OBJECTIVE:
What is the number of lines holding the word "screenshot"? Give that number alone.

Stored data
· · · ·

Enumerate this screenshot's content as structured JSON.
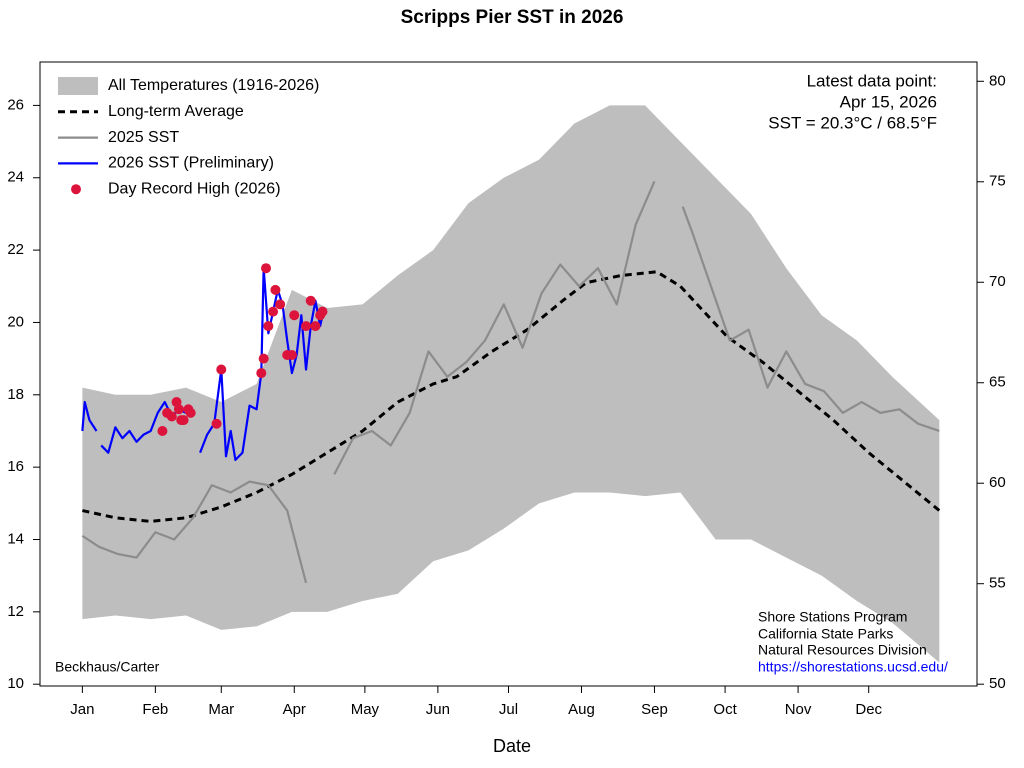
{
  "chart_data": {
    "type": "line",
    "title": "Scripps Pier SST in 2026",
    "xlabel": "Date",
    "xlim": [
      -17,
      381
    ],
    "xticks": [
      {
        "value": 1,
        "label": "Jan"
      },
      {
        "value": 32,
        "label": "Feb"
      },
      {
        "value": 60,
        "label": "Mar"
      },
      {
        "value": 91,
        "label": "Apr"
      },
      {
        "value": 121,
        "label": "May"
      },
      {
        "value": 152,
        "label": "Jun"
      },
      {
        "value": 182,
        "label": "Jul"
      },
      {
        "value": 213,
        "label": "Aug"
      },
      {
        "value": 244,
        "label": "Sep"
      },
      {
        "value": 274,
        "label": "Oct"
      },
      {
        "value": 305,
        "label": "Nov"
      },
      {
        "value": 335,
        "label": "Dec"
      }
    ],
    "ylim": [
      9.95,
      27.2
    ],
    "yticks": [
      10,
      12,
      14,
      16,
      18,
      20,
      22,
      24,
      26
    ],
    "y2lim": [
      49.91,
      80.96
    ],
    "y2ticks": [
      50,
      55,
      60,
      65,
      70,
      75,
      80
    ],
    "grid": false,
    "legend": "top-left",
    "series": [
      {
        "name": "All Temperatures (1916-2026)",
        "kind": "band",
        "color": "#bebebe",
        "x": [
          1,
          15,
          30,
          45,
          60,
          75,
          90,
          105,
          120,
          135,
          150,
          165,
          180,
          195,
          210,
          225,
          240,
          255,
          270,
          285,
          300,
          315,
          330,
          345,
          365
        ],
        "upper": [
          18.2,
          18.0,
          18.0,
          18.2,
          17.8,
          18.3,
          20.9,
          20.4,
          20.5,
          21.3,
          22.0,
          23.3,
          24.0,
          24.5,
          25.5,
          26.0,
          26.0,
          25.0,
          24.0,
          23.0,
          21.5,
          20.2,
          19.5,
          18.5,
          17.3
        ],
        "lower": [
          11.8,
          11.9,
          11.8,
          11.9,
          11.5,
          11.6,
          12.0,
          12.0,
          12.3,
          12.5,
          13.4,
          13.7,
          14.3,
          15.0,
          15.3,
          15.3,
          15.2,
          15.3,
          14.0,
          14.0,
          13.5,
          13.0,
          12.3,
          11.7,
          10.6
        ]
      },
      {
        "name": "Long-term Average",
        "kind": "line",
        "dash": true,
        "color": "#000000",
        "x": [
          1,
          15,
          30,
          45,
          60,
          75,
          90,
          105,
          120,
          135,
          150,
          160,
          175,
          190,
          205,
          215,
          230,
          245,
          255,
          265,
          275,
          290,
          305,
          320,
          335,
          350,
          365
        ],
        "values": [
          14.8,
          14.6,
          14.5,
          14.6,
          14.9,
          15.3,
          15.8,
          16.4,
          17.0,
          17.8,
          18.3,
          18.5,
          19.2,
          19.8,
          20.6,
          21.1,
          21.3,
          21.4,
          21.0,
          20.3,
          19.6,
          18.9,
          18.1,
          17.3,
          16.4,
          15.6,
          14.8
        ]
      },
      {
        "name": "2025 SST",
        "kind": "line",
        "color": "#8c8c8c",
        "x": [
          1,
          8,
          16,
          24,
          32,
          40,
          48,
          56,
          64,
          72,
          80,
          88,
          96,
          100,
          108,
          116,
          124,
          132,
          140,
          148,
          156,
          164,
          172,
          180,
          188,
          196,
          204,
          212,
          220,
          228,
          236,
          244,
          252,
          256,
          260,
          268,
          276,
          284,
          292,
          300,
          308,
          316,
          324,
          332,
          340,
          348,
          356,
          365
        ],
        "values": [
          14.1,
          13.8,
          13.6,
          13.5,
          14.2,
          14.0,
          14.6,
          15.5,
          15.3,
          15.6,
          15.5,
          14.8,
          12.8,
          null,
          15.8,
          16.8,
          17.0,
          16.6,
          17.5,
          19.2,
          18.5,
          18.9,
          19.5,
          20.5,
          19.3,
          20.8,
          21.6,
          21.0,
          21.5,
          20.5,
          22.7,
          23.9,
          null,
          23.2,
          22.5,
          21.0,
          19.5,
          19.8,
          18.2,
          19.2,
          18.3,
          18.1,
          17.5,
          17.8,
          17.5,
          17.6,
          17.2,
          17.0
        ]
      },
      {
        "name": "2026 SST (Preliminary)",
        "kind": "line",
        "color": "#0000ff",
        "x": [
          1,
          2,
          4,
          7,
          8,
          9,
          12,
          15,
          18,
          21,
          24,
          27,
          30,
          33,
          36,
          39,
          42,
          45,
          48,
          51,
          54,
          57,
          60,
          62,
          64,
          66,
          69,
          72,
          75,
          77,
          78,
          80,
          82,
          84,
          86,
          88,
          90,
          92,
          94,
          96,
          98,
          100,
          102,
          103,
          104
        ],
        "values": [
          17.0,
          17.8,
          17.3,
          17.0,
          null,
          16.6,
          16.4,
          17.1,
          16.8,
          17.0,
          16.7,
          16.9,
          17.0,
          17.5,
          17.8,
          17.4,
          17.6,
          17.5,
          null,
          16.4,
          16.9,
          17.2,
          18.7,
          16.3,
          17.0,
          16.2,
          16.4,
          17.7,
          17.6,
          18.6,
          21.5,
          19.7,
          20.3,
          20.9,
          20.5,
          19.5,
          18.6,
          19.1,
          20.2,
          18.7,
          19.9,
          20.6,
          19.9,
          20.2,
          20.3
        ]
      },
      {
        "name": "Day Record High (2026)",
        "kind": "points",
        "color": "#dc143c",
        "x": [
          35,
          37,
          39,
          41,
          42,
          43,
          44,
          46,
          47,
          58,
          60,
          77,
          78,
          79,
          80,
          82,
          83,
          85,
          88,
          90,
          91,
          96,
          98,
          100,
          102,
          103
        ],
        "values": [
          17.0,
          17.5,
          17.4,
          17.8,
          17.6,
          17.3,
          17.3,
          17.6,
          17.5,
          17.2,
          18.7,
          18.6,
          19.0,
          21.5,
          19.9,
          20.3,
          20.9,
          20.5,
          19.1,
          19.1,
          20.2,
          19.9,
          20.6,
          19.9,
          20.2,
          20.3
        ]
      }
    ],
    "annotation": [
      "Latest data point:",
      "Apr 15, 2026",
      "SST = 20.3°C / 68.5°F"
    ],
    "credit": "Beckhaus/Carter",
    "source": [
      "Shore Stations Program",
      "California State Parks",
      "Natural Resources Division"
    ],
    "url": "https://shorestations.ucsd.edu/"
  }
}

· · · ·

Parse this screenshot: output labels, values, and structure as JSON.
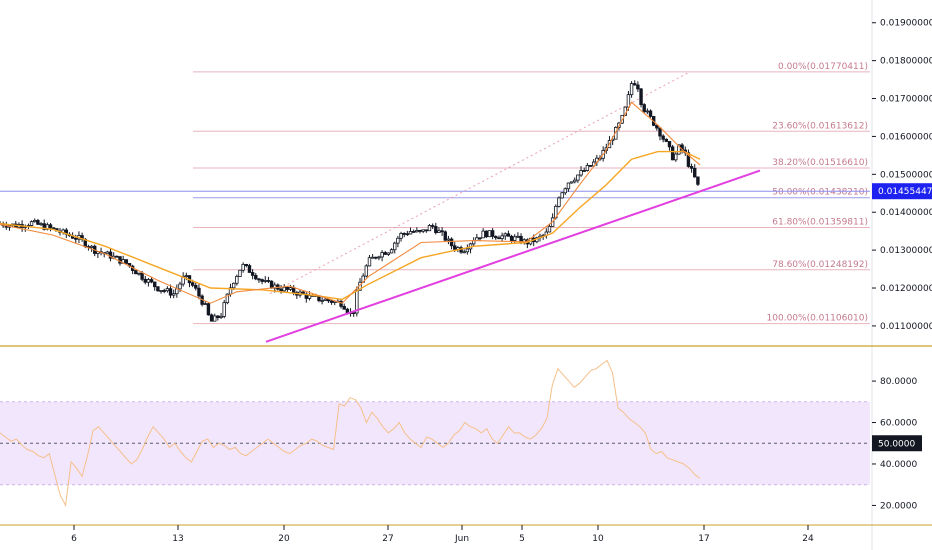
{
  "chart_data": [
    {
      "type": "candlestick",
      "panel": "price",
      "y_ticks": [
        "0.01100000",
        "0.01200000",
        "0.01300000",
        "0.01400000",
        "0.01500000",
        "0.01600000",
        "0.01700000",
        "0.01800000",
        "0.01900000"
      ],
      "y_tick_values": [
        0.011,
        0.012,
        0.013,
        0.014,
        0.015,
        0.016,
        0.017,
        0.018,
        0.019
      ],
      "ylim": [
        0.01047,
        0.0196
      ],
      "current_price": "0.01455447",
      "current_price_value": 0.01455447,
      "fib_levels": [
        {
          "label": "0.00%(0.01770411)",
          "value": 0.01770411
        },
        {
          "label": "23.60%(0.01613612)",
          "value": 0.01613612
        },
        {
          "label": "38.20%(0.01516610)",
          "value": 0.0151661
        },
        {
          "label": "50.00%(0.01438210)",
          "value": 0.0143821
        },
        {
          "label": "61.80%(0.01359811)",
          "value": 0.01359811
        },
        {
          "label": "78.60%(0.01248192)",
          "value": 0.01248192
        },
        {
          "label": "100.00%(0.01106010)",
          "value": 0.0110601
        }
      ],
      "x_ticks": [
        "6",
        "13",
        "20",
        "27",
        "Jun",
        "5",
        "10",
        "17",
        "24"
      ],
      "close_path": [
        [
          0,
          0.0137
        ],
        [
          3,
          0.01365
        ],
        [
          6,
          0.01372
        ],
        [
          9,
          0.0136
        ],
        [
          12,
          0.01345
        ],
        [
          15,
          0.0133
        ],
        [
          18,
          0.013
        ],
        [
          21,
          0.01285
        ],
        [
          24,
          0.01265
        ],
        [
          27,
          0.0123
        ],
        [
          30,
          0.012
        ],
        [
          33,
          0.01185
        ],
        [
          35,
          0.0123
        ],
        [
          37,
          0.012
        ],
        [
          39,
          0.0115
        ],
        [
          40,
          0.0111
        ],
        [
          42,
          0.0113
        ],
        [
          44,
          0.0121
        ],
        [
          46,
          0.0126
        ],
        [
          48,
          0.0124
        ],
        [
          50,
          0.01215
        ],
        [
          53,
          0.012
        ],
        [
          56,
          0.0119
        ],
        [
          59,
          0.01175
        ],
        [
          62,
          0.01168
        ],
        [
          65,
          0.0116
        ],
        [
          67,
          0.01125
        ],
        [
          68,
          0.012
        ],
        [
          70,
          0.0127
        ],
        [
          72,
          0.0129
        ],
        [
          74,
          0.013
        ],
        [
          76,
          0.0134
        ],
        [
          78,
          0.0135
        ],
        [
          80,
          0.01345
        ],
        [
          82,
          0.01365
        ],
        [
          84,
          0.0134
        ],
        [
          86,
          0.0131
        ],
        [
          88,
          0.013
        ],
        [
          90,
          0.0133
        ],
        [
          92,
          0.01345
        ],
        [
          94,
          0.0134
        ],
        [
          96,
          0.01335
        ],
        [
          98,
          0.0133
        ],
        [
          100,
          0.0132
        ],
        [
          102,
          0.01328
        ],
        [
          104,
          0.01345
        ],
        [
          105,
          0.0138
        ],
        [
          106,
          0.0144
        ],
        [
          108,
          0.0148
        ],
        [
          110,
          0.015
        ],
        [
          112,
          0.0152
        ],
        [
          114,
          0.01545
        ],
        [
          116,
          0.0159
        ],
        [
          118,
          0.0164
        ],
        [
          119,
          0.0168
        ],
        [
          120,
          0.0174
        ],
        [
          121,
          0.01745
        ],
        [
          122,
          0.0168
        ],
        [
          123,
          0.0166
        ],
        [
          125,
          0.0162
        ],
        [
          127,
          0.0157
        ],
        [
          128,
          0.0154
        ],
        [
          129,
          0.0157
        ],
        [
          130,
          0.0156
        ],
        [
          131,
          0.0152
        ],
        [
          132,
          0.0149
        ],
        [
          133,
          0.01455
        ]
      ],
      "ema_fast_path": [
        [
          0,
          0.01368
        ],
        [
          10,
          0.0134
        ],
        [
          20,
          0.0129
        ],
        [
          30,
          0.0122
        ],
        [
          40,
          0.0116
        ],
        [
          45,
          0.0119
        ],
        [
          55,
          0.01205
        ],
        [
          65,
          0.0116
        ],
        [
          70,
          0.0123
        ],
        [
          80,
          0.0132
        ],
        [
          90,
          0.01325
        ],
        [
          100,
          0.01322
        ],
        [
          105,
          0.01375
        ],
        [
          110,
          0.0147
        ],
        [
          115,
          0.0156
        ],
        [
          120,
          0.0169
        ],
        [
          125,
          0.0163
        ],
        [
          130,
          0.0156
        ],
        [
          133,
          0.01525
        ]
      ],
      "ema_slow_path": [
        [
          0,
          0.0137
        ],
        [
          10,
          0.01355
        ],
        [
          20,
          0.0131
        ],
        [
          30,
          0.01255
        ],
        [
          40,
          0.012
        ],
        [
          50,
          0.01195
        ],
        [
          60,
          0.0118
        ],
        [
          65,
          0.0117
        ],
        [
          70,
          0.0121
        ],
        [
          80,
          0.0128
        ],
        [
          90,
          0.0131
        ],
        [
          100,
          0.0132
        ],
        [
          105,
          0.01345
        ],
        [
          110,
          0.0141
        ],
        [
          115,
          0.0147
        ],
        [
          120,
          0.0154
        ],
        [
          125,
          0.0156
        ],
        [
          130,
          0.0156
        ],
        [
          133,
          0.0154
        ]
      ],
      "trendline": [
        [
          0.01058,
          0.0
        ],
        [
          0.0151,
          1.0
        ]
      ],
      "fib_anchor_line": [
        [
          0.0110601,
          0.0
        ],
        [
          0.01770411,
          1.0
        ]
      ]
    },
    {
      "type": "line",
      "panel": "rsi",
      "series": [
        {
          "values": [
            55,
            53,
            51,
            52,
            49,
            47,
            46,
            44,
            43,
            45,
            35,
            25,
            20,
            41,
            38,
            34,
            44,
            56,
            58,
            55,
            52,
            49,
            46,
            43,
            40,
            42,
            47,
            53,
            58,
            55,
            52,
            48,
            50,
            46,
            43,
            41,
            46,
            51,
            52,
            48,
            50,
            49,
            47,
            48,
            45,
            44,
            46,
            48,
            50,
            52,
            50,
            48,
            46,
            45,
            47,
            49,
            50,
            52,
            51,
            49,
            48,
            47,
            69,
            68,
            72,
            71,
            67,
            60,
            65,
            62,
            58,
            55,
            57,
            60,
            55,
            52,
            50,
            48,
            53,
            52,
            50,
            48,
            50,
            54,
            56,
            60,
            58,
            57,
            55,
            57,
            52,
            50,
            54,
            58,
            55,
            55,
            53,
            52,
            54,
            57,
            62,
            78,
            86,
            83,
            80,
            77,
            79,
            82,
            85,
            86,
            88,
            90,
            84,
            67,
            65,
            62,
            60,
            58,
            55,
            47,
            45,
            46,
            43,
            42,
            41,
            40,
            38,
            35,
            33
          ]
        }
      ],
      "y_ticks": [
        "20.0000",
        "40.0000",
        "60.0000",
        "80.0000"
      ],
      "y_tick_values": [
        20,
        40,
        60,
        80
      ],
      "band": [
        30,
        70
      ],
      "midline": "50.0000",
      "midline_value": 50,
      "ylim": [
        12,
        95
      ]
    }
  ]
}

· · · ·

SOLUTION BELOW:
2